Task goal:
Write each line out again exactly as written.
- - - -
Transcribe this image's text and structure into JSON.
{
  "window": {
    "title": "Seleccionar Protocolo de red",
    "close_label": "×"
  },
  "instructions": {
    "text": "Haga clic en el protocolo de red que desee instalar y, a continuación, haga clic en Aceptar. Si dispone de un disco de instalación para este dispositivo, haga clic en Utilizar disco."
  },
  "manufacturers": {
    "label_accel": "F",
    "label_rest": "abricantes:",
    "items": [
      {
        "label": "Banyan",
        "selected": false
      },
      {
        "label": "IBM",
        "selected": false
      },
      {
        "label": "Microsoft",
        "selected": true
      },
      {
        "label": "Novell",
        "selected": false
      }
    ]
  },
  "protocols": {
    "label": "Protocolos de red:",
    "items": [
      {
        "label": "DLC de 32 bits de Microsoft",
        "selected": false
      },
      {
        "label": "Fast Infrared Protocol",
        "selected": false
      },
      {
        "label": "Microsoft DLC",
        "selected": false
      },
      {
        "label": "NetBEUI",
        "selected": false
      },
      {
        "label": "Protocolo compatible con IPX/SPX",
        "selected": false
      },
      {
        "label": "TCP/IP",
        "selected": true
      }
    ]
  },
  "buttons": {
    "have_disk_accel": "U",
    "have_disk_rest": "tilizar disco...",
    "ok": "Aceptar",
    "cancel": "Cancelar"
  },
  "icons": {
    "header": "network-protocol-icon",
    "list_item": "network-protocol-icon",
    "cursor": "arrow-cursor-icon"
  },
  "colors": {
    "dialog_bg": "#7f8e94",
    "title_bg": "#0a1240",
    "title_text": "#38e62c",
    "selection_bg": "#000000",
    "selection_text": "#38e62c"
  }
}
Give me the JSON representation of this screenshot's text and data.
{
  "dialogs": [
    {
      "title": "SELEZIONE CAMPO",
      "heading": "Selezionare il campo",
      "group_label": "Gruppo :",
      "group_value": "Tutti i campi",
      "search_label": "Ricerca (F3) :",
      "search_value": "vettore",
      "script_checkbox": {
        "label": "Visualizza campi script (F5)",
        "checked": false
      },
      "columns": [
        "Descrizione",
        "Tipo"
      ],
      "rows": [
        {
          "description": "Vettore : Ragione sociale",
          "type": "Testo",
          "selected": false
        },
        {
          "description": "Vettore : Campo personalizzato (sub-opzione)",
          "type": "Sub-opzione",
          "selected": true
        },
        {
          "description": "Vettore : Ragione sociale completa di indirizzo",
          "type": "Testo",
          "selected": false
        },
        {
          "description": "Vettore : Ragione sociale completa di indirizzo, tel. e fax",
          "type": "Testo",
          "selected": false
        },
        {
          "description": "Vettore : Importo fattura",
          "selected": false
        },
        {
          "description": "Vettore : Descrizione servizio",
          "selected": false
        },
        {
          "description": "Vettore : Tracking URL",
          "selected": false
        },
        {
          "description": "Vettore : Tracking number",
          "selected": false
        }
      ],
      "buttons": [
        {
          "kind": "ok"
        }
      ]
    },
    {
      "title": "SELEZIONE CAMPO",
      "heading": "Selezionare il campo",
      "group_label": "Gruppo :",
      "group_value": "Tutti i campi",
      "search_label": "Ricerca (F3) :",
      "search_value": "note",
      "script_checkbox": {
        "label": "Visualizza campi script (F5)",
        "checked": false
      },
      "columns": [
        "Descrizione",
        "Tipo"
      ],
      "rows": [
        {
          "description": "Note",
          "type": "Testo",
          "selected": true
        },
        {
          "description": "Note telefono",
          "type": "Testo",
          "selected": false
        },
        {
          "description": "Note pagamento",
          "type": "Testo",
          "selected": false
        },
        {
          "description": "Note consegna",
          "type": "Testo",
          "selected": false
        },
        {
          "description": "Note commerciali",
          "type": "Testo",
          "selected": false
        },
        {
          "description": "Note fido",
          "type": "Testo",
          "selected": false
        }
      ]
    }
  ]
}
- - - -
Task solution:
Transcribe this image's text and structure into JSON.
{
  "window": {
    "title": "Seleccionar Protocolo de red",
    "close_label": "×"
  },
  "instructions": {
    "text": "Haga clic en el protocolo de red que desee instalar y, a continuación, haga clic en Aceptar. Si dispone de un disco de instalación para este dispositivo, haga clic en Utilizar disco."
  },
  "manufacturers": {
    "label_accel": "F",
    "label_rest": "abricantes:",
    "items": [
      {
        "label": "Banyan",
        "selected": false
      },
      {
        "label": "IBM",
        "selected": false
      },
      {
        "label": "Microsoft",
        "selected": true
      },
      {
        "label": "Novell",
        "selected": false
      }
    ]
  },
  "protocols": {
    "label": "Protocolos de red:",
    "items": [
      {
        "label": "DLC de 32 bits de Microsoft",
        "selected": false
      },
      {
        "label": "Fast Infrared Protocol",
        "selected": false
      },
      {
        "label": "Microsoft DLC",
        "selected": false
      },
      {
        "label": "NetBEUI",
        "selected": false
      },
      {
        "label": "Protocolo compatible con IPX/SPX",
        "selected": false
      },
      {
        "label": "TCP/IP",
        "selected": true
      }
    ]
  },
  "buttons": {
    "have_disk_accel": "U",
    "have_disk_rest": "tilizar disco...",
    "ok": "Aceptar",
    "cancel": "Cancelar"
  },
  "icons": {
    "header": "network-protocol-icon",
    "list_item": "network-protocol-icon",
    "cursor": "arrow-cursor-icon"
  },
  "colors": {
    "dialog_bg": "#7f8e94",
    "title_bg": "#0a1240",
    "title_text": "#38e62c",
    "selection_bg": "#000000",
    "selection_text": "#38e62c"
  }
}
Give me the JSON representation of this screenshot's text and data.
{
  "dialogs": [
    {
      "title": "SELEZIONE CAMPO",
      "heading": "Selezionare il campo",
      "group_label": "Gruppo :",
      "group_value": "Tutti i campi",
      "search_label": "Ricerca (F3) :",
      "search_value": "vettore",
      "script_checkbox": {
        "label": "Visualizza campi script (F5)",
        "checked": false
      },
      "columns": [
        "Descrizione",
        "Tipo"
      ],
      "rows": [
        {
          "description": "Vettore : Ragione sociale",
          "type": "Testo",
          "selected": false
        },
        {
          "description": "Vettore : Campo personalizzato (sub-opzione)",
          "type": "Sub-opzione",
          "selected": true
        },
        {
          "description": "Vettore : Ragione sociale completa di indirizzo",
          "type": "Testo",
          "selected": false
        },
        {
          "description": "Vettore : Ragione sociale completa di indirizzo, tel. e fax",
          "type": "Testo",
          "selected": false
        },
        {
          "description": "Vettore : Importo fattura",
          "selected": false
        },
        {
          "description": "Vettore : Descrizione servizio",
          "selected": false
        },
        {
          "description": "Vettore : Tracking URL",
          "selected": false
        },
        {
          "description": "Vettore : Tracking number",
          "selected": false
        }
      ],
      "buttons": [
        {
          "kind": "ok"
        }
      ]
    },
    {
      "title": "SELEZIONE CAMPO",
      "heading": "Selezionare il campo",
      "group_label": "Gruppo :",
      "group_value": "Tutti i campi",
      "search_label": "Ricerca (F3) :",
      "search_value": "note",
      "script_checkbox": {
        "label": "Visualizza campi script (F5)",
        "checked": false
      },
      "columns": [
        "Descrizione",
        "Tipo"
      ],
      "rows": [
        {
          "description": "Note",
          "type": "Testo",
          "selected": true
        },
        {
          "description": "Note telefono",
          "type": "Testo",
          "selected": false
        },
        {
          "description": "Note pagamento",
          "type": "Testo",
          "selected": false
        },
        {
          "description": "Note consegna",
          "type": "Testo",
          "selected": false
        },
        {
          "description": "Note commerciali",
          "type": "Testo",
          "selected": false
        },
        {
          "description": "Note fido",
          "type": "Testo",
          "selected": false
        }
      ]
    }
  ]
}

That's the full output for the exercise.